===== EXTRACT PROVIDED

I think we should distinguish something important in here. The policies of the states doesn't necessarily matches the attitudes of the settlers.

 
Since the second part of the 19th century, up to the beginning of the 20th (or 1970 in Brazil) it was common that governments claimmed to protect natives, and even given food and shelter, while at the same time the European settlers engage in personal campains of genocide. So, one shouldn't automatically blame the Australian government for what the European immigrants did to the natives.
 
These kind of genocides of small ethnic group was common when European settlers of the second part of the 20th century established in new lands and "cleaned" it for them. We have a painful experience in Chile with the Onas of the Land of Fire, exterminated by European settlers (yugoslavia, germany, austrians, etc.) that settled there to exploit the whool of sheeps. Now, the main genocide it was a Romanian adventurer called captain Popper. And then I could ask you how to blame the central governments when they hardly had control over the lands were those Europeans settled?

==========

● DESCRIPTION OF THE TASK
In one to three sentences, explain why the passage on state policy and settler attitudes says governments should not automatically be blamed for what European settlers did to native peoples. The lines after this passage come from a separate source.

===== LISTED ENTRIES

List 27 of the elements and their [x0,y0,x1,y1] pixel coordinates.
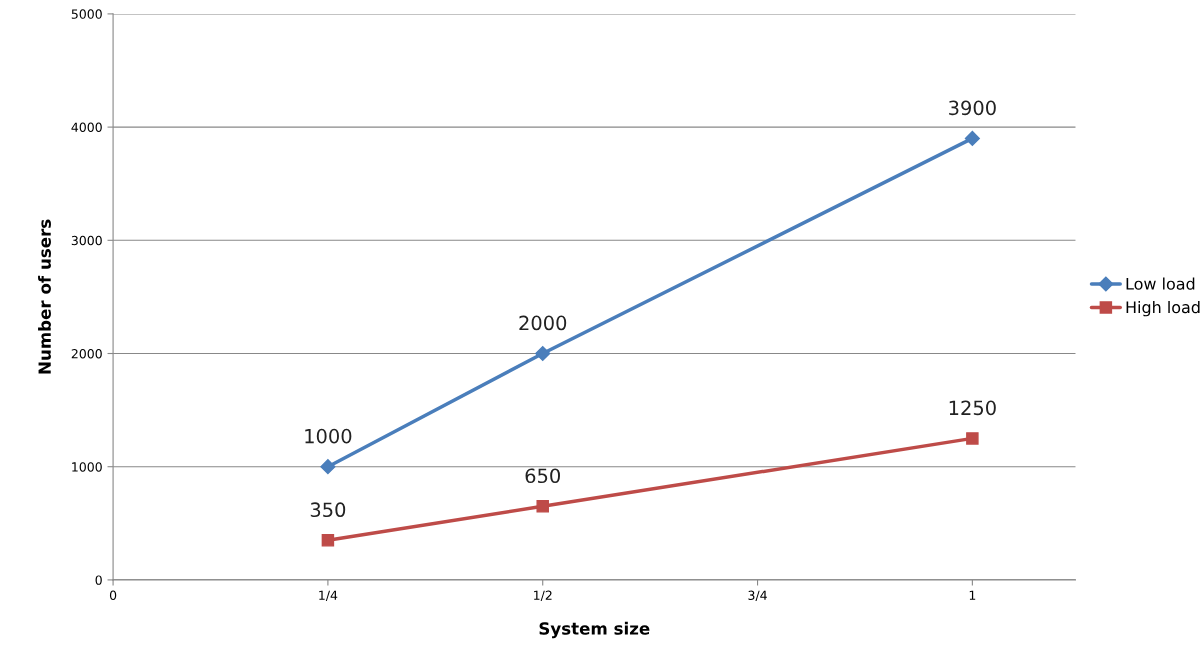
data-label: 1250 [949,400,996,416]
point [321,534,335,547]
point [964,130,980,146]
y-tick-label: 3000 [71,235,102,246]
x-tick-label: 0 [109,590,117,600]
x-axis-title: System size [539,621,650,639]
y-tick-label: 0 [95,575,102,585]
x-tick-label: 1 [969,590,976,600]
data-label: 350 [310,502,346,518]
data-label: 2000 [519,315,567,331]
point [535,345,551,362]
y-tick-label: 1000 [72,462,102,472]
x-tick-label: 1/2 [534,590,552,601]
x-tick-label: 1/4 [319,590,338,601]
point [966,432,979,445]
data-label: 1000 [305,428,352,444]
data-label: 3900 [949,100,996,116]
y-axis-title: Number of users [38,219,51,374]
legend-label: High load [1126,300,1200,317]
x-tick-label: 3/4 [748,590,767,601]
point [536,500,549,513]
y-tick-label: 4000 [71,122,102,133]
y-tick-label: 2000 [71,348,102,359]
point [320,459,336,475]
data-label: 650 [525,468,560,484]
legend-label: Low load [1126,277,1195,290]
y-tick-label: 5000 [71,9,102,19]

==========

● TASK RESULT
The passage argues that state policy did not necessarily match settler attitudes. Governments often claimed to protect natives and even gave them food and shelter, while European settlers carried out their own campaigns of genocide. It adds that central governments hardly had control over the lands where those settlers lived.